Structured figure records
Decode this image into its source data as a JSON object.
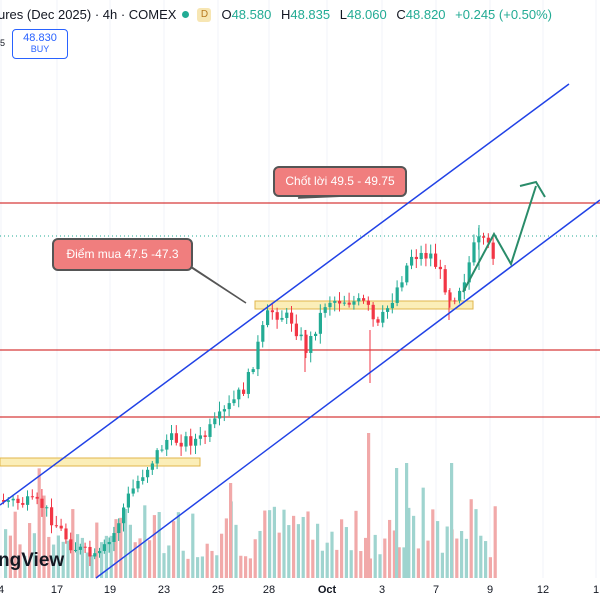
{
  "header": {
    "title": "ures (Dec 2025) · 4h · COMEX",
    "badge": "D",
    "open_label": "O",
    "open_value": "48.580",
    "high_label": "H",
    "high_value": "48.835",
    "low_label": "L",
    "low_value": "48.060",
    "close_label": "C",
    "close_value": "48.820",
    "change": "+0.245 (+0.50%)",
    "up_color": "#22ab94"
  },
  "buy_button": {
    "price": "48.830",
    "label": "BUY"
  },
  "side_fragment": "5",
  "watermark": "ngView",
  "annotations": {
    "take_profit": "Chốt lời 49.5 - 49.75",
    "entry": "Điểm mua 47.5 -47.3"
  },
  "x_axis": {
    "labels": [
      "4",
      "17",
      "19",
      "23",
      "25",
      "28",
      "Oct",
      "3",
      "7",
      "9",
      "12",
      "1"
    ]
  },
  "colors": {
    "up": "#22ab94",
    "down": "#f23645",
    "vol_up": "#9fd4cf",
    "vol_down": "#f1a9a9",
    "channel": "#2142e6",
    "level": "#d63a3a",
    "zone_fill": "#fbeeb8",
    "zone_border": "#e0b64b",
    "projection": "#2a8c6a"
  },
  "chart_data": {
    "type": "candlestick",
    "symbol_fragment": "ures (Dec 2025)",
    "timeframe": "4h",
    "exchange": "COMEX",
    "last_price": 48.82,
    "price_range_visible": [
      44.5,
      51.7
    ],
    "horizontal_levels": [
      49.75,
      47.6,
      46.2
    ],
    "zones": [
      {
        "from": 47.3,
        "to": 47.4,
        "label": "entry zone"
      },
      {
        "from": 45.2,
        "to": 45.3,
        "label": "support zone"
      }
    ],
    "channel": {
      "type": "ascending",
      "lines": 2
    },
    "projection": "up-down-up arrow toward ~50.0"
  }
}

_WHAT YOU SHOULD DO_
Without the pictures, output the full listing exactly as it stands.

_THE ANSWER_
Decode this image into its source data as a JSON object.
{
  "header": {
    "title": "ures (Dec 2025) · 4h · COMEX",
    "badge": "D",
    "open_label": "O",
    "open_value": "48.580",
    "high_label": "H",
    "high_value": "48.835",
    "low_label": "L",
    "low_value": "48.060",
    "close_label": "C",
    "close_value": "48.820",
    "change": "+0.245 (+0.50%)",
    "up_color": "#22ab94"
  },
  "buy_button": {
    "price": "48.830",
    "label": "BUY"
  },
  "side_fragment": "5",
  "watermark": "ngView",
  "annotations": {
    "take_profit": "Chốt lời 49.5 - 49.75",
    "entry": "Điểm mua 47.5 -47.3"
  },
  "x_axis": {
    "labels": [
      "4",
      "17",
      "19",
      "23",
      "25",
      "28",
      "Oct",
      "3",
      "7",
      "9",
      "12",
      "1"
    ]
  },
  "colors": {
    "up": "#22ab94",
    "down": "#f23645",
    "vol_up": "#9fd4cf",
    "vol_down": "#f1a9a9",
    "channel": "#2142e6",
    "level": "#d63a3a",
    "zone_fill": "#fbeeb8",
    "zone_border": "#e0b64b",
    "projection": "#2a8c6a"
  },
  "chart_data": {
    "type": "candlestick",
    "symbol_fragment": "ures (Dec 2025)",
    "timeframe": "4h",
    "exchange": "COMEX",
    "last_price": 48.82,
    "price_range_visible": [
      44.5,
      51.7
    ],
    "horizontal_levels": [
      49.75,
      47.6,
      46.2
    ],
    "zones": [
      {
        "from": 47.3,
        "to": 47.4,
        "label": "entry zone"
      },
      {
        "from": 45.2,
        "to": 45.3,
        "label": "support zone"
      }
    ],
    "channel": {
      "type": "ascending",
      "lines": 2
    },
    "projection": "up-down-up arrow toward ~50.0"
  }
}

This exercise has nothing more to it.